## START

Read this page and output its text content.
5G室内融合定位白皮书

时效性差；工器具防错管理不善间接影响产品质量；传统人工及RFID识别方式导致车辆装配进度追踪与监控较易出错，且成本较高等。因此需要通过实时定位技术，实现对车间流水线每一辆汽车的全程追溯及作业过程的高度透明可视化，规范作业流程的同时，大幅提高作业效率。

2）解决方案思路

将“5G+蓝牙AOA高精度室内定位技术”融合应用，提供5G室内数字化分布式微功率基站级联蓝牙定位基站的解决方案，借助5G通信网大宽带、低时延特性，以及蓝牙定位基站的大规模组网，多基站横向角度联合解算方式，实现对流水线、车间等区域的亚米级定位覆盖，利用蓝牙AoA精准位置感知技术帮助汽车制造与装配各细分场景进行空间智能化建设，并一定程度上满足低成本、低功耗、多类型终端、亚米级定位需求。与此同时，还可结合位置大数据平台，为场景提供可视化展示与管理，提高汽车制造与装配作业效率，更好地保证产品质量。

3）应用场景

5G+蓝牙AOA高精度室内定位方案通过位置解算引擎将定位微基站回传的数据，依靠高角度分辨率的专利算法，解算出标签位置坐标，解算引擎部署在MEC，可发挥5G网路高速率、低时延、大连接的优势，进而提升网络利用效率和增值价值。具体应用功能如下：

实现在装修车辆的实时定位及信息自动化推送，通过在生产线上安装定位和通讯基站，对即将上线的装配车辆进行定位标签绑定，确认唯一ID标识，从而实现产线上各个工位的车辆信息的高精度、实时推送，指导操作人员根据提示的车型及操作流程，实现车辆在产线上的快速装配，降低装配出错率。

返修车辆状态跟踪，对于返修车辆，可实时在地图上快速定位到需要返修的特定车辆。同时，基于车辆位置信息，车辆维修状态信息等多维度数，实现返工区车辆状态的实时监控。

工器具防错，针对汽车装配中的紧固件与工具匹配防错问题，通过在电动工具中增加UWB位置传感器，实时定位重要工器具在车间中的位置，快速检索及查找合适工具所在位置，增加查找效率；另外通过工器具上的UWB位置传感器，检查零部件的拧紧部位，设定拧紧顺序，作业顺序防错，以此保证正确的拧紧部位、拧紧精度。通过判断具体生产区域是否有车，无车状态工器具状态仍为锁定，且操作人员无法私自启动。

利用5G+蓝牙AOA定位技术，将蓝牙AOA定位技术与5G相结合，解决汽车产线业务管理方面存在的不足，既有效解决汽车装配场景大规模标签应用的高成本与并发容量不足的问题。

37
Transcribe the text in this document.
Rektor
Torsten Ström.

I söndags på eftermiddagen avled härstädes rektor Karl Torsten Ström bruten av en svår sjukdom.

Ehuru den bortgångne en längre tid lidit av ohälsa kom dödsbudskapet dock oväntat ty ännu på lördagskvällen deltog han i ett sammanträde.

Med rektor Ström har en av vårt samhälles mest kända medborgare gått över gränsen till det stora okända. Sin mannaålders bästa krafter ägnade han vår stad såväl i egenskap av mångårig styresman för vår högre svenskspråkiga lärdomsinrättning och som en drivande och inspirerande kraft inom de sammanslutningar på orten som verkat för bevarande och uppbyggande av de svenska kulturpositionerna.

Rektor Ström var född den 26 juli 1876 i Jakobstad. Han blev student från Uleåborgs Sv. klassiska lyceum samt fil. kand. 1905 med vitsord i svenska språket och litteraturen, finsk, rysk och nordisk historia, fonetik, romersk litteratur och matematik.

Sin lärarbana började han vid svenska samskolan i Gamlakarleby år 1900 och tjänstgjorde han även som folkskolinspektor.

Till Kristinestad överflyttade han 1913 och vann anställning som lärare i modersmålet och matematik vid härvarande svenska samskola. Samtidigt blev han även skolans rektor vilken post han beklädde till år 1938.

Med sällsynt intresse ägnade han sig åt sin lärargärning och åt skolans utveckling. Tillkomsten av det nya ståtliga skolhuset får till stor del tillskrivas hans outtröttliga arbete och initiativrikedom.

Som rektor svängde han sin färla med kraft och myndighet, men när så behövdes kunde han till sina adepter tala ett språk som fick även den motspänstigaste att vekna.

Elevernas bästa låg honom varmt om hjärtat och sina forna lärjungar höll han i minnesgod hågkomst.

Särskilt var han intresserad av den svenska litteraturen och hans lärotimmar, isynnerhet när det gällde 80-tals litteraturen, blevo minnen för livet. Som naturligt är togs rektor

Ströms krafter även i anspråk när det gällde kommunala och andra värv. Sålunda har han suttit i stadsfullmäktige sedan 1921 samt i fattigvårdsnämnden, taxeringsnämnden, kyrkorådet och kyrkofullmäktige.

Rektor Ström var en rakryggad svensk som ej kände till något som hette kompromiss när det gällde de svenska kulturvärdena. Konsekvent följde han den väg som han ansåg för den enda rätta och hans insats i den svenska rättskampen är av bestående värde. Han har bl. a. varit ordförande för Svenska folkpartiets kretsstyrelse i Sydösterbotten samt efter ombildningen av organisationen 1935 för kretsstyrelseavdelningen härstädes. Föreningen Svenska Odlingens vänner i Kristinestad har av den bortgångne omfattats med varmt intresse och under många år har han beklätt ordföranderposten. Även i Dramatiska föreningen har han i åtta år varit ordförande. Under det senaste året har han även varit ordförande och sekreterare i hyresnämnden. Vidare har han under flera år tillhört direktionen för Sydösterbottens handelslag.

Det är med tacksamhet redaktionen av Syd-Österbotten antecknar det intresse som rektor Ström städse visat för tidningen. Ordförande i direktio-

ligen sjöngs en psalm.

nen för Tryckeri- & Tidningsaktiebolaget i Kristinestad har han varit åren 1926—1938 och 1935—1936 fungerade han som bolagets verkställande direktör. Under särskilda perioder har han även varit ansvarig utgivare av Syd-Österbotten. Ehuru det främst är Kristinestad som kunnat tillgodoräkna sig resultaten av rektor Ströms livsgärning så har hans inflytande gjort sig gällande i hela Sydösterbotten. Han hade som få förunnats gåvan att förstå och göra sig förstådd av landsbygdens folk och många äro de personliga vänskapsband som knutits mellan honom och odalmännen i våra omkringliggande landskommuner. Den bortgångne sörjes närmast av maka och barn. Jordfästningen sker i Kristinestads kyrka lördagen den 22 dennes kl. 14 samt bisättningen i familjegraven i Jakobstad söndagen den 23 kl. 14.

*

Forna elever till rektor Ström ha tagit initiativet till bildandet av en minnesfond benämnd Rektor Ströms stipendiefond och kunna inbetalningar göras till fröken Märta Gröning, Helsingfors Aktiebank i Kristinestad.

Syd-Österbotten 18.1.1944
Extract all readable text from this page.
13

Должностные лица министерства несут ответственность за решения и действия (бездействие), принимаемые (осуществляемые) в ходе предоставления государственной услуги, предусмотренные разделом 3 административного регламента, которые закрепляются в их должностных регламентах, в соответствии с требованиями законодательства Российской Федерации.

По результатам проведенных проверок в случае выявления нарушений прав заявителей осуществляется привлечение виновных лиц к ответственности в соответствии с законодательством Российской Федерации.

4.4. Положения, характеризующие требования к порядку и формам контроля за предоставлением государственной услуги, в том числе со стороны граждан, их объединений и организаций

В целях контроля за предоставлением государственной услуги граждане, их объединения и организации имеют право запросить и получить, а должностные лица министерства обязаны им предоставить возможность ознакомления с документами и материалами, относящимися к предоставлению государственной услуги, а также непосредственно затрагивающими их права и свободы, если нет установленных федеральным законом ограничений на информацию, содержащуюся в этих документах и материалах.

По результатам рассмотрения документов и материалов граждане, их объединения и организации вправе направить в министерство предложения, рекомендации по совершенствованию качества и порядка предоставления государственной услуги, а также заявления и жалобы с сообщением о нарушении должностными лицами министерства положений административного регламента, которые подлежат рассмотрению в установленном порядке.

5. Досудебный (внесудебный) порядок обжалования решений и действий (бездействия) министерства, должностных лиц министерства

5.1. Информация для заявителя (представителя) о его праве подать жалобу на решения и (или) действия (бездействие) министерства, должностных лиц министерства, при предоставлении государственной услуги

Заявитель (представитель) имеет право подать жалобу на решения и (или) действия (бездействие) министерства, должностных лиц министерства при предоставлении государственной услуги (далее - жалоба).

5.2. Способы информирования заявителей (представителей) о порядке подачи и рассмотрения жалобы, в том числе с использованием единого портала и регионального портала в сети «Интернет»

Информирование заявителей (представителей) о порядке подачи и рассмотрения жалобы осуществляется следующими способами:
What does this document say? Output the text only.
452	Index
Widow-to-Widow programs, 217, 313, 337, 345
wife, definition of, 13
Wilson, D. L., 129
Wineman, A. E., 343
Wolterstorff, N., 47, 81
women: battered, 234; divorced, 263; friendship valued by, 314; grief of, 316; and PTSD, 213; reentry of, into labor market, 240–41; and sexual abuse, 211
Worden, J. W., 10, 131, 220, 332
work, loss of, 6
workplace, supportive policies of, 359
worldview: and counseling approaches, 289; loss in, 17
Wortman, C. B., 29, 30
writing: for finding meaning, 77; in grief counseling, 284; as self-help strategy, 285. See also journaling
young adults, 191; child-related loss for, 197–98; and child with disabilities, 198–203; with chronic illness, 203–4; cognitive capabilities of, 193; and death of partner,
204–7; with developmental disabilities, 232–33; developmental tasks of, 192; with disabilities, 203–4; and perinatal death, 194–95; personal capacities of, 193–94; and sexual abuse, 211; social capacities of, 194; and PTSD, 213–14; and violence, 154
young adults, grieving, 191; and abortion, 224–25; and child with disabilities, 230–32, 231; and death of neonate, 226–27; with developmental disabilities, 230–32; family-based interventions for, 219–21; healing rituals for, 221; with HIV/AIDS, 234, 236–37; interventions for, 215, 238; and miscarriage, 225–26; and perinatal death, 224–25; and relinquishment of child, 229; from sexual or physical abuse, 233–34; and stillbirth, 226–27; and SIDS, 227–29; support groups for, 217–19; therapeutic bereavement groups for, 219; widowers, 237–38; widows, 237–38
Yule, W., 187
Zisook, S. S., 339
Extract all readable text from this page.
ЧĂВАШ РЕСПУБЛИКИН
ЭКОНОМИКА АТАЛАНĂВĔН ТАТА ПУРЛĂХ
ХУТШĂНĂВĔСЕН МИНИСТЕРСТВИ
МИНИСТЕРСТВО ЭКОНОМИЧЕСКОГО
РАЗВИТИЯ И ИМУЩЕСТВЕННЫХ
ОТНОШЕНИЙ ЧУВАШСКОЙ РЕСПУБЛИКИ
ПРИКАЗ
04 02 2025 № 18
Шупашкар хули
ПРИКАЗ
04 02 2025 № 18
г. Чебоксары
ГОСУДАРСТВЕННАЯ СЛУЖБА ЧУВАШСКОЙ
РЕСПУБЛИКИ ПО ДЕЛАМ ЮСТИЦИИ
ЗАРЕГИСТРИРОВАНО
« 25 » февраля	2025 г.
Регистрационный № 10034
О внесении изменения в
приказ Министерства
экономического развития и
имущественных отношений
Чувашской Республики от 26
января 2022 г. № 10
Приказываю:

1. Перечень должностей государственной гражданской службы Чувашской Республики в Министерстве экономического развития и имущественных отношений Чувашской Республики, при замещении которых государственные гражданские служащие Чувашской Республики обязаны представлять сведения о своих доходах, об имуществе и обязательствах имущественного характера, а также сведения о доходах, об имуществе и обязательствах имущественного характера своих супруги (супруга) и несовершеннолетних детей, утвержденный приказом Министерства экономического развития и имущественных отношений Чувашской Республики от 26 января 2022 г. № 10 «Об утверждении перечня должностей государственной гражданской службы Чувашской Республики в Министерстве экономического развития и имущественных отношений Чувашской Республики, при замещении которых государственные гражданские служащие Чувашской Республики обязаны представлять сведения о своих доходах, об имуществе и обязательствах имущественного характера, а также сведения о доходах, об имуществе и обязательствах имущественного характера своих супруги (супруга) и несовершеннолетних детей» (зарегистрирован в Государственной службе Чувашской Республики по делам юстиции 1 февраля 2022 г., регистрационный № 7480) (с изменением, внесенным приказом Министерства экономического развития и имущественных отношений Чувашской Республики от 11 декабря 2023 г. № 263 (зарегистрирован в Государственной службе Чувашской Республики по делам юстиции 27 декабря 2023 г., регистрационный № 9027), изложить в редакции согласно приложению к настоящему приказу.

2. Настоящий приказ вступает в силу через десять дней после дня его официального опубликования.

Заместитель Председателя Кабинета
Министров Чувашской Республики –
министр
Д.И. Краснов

## END

* _Task statement_: From the listing above, copy out each line where the word "härstädes" appears.

* _The result_:
I söndags på eftermiddagen avled härstädes rektor Karl Torsten Ström bruten av en svår sjukdom.
Rektor Ström var en rakryggad svensk som ej kände till något som hette kompromiss när det gällde de svenska kulturvärdena. Konsekvent följde han den väg som han ansåg för den enda rätta och hans insats i den svenska rättskampen är av bestående värde. Han har bl. a. varit ordförande för Svenska folkpartiets kretsstyrelse i Sydösterbotten samt efter ombildningen av organisationen 1935 för kretsstyrelseavdelningen härstädes. Föreningen Svenska Odlingens vänner i Kristinestad har av den bortgångne omfattats med varmt intresse och under många år har han beklätt ordföranderposten. Även i Dramatiska föreningen har han i åtta år varit ordförande. Under det senaste året har han även varit ordförande och sekreterare i hyresnämnden. Vidare har han under flera år tillhört direktionen för Sydösterbottens handelslag.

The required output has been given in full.